INFORMATION GIVEN>
==================================================

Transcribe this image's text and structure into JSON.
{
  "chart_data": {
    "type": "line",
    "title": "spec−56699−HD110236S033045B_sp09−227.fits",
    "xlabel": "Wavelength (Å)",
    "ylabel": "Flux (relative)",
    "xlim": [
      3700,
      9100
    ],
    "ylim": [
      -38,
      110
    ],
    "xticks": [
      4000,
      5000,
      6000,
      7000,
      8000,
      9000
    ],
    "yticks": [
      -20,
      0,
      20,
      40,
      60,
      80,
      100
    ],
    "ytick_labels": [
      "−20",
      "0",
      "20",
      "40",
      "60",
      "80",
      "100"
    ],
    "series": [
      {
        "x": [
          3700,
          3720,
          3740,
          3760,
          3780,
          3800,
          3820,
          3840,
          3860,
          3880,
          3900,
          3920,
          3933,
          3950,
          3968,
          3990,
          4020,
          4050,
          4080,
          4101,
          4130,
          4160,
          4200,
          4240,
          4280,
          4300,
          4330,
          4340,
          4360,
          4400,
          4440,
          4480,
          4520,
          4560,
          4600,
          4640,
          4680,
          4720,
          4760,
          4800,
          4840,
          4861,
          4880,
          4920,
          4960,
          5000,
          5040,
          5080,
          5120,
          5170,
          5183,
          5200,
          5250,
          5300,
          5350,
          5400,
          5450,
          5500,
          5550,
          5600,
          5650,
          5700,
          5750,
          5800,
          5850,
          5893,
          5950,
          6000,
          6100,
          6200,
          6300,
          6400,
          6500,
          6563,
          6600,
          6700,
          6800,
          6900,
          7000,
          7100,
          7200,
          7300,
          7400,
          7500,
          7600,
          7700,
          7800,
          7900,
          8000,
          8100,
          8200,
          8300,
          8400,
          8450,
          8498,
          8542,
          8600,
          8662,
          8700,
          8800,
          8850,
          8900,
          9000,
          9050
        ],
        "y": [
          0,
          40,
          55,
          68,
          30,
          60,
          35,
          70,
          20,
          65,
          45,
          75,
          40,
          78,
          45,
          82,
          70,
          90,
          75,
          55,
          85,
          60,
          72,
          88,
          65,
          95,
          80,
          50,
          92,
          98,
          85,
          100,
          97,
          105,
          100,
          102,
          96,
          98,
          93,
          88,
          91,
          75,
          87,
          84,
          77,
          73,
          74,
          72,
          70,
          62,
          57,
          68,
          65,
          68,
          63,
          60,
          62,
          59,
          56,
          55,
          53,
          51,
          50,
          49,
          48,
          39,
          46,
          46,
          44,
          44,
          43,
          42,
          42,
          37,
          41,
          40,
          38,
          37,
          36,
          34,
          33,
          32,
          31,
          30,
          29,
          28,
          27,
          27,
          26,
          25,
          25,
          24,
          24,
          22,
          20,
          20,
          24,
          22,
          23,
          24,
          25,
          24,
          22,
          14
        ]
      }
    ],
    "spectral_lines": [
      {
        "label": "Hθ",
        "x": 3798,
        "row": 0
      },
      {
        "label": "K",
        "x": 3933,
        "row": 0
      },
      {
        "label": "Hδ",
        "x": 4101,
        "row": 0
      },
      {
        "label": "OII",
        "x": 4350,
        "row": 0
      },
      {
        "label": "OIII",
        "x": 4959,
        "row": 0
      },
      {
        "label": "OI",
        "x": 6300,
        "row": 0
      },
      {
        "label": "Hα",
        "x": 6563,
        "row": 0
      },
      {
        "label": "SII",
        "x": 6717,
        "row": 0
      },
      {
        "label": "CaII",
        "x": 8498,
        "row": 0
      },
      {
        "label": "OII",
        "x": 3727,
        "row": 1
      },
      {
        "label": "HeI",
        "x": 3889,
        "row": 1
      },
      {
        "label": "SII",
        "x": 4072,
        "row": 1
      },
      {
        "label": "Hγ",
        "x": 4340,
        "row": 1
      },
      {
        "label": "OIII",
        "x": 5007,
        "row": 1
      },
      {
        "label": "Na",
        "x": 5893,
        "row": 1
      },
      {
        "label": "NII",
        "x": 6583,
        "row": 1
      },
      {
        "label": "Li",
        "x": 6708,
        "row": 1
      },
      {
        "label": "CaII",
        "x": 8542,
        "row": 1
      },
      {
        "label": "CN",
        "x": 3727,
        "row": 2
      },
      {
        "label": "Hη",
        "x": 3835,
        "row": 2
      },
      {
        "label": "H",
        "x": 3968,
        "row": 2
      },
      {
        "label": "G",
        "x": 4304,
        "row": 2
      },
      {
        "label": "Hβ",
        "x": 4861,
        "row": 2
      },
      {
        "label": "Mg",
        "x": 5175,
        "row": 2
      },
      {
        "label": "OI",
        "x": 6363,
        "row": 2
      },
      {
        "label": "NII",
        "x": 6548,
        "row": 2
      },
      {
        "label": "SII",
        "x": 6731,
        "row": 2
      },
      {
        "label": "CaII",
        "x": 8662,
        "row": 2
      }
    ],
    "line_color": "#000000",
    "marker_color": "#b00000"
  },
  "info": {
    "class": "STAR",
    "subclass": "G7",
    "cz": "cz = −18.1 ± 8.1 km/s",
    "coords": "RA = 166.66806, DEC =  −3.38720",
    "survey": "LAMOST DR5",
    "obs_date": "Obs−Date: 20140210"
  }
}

==================================================

PROBLEM REQUIREMENTS> Type the material above out again, exactly.

EXERCISE OUTPUT>
Transcribe this image's text and structure into JSON.
{
  "chart_data": {
    "type": "line",
    "title": "spec−56699−HD110236S033045B_sp09−227.fits",
    "xlabel": "Wavelength (Å)",
    "ylabel": "Flux (relative)",
    "xlim": [
      3700,
      9100
    ],
    "ylim": [
      -38,
      110
    ],
    "xticks": [
      4000,
      5000,
      6000,
      7000,
      8000,
      9000
    ],
    "yticks": [
      -20,
      0,
      20,
      40,
      60,
      80,
      100
    ],
    "ytick_labels": [
      "−20",
      "0",
      "20",
      "40",
      "60",
      "80",
      "100"
    ],
    "series": [
      {
        "x": [
          3700,
          3720,
          3740,
          3760,
          3780,
          3800,
          3820,
          3840,
          3860,
          3880,
          3900,
          3920,
          3933,
          3950,
          3968,
          3990,
          4020,
          4050,
          4080,
          4101,
          4130,
          4160,
          4200,
          4240,
          4280,
          4300,
          4330,
          4340,
          4360,
          4400,
          4440,
          4480,
          4520,
          4560,
          4600,
          4640,
          4680,
          4720,
          4760,
          4800,
          4840,
          4861,
          4880,
          4920,
          4960,
          5000,
          5040,
          5080,
          5120,
          5170,
          5183,
          5200,
          5250,
          5300,
          5350,
          5400,
          5450,
          5500,
          5550,
          5600,
          5650,
          5700,
          5750,
          5800,
          5850,
          5893,
          5950,
          6000,
          6100,
          6200,
          6300,
          6400,
          6500,
          6563,
          6600,
          6700,
          6800,
          6900,
          7000,
          7100,
          7200,
          7300,
          7400,
          7500,
          7600,
          7700,
          7800,
          7900,
          8000,
          8100,
          8200,
          8300,
          8400,
          8450,
          8498,
          8542,
          8600,
          8662,
          8700,
          8800,
          8850,
          8900,
          9000,
          9050
        ],
        "y": [
          0,
          40,
          55,
          68,
          30,
          60,
          35,
          70,
          20,
          65,
          45,
          75,
          40,
          78,
          45,
          82,
          70,
          90,
          75,
          55,
          85,
          60,
          72,
          88,
          65,
          95,
          80,
          50,
          92,
          98,
          85,
          100,
          97,
          105,
          100,
          102,
          96,
          98,
          93,
          88,
          91,
          75,
          87,
          84,
          77,
          73,
          74,
          72,
          70,
          62,
          57,
          68,
          65,
          68,
          63,
          60,
          62,
          59,
          56,
          55,
          53,
          51,
          50,
          49,
          48,
          39,
          46,
          46,
          44,
          44,
          43,
          42,
          42,
          37,
          41,
          40,
          38,
          37,
          36,
          34,
          33,
          32,
          31,
          30,
          29,
          28,
          27,
          27,
          26,
          25,
          25,
          24,
          24,
          22,
          20,
          20,
          24,
          22,
          23,
          24,
          25,
          24,
          22,
          14
        ]
      }
    ],
    "spectral_lines": [
      {
        "label": "Hθ",
        "x": 3798,
        "row": 0
      },
      {
        "label": "K",
        "x": 3933,
        "row": 0
      },
      {
        "label": "Hδ",
        "x": 4101,
        "row": 0
      },
      {
        "label": "OII",
        "x": 4350,
        "row": 0
      },
      {
        "label": "OIII",
        "x": 4959,
        "row": 0
      },
      {
        "label": "OI",
        "x": 6300,
        "row": 0
      },
      {
        "label": "Hα",
        "x": 6563,
        "row": 0
      },
      {
        "label": "SII",
        "x": 6717,
        "row": 0
      },
      {
        "label": "CaII",
        "x": 8498,
        "row": 0
      },
      {
        "label": "OII",
        "x": 3727,
        "row": 1
      },
      {
        "label": "HeI",
        "x": 3889,
        "row": 1
      },
      {
        "label": "SII",
        "x": 4072,
        "row": 1
      },
      {
        "label": "Hγ",
        "x": 4340,
        "row": 1
      },
      {
        "label": "OIII",
        "x": 5007,
        "row": 1
      },
      {
        "label": "Na",
        "x": 5893,
        "row": 1
      },
      {
        "label": "NII",
        "x": 6583,
        "row": 1
      },
      {
        "label": "Li",
        "x": 6708,
        "row": 1
      },
      {
        "label": "CaII",
        "x": 8542,
        "row": 1
      },
      {
        "label": "CN",
        "x": 3727,
        "row": 2
      },
      {
        "label": "Hη",
        "x": 3835,
        "row": 2
      },
      {
        "label": "H",
        "x": 3968,
        "row": 2
      },
      {
        "label": "G",
        "x": 4304,
        "row": 2
      },
      {
        "label": "Hβ",
        "x": 4861,
        "row": 2
      },
      {
        "label": "Mg",
        "x": 5175,
        "row": 2
      },
      {
        "label": "OI",
        "x": 6363,
        "row": 2
      },
      {
        "label": "NII",
        "x": 6548,
        "row": 2
      },
      {
        "label": "SII",
        "x": 6731,
        "row": 2
      },
      {
        "label": "CaII",
        "x": 8662,
        "row": 2
      }
    ],
    "line_color": "#000000",
    "marker_color": "#b00000"
  },
  "info": {
    "class": "STAR",
    "subclass": "G7",
    "cz": "cz = −18.1 ± 8.1 km/s",
    "coords": "RA = 166.66806, DEC =  −3.38720",
    "survey": "LAMOST DR5",
    "obs_date": "Obs−Date: 20140210"
  }
}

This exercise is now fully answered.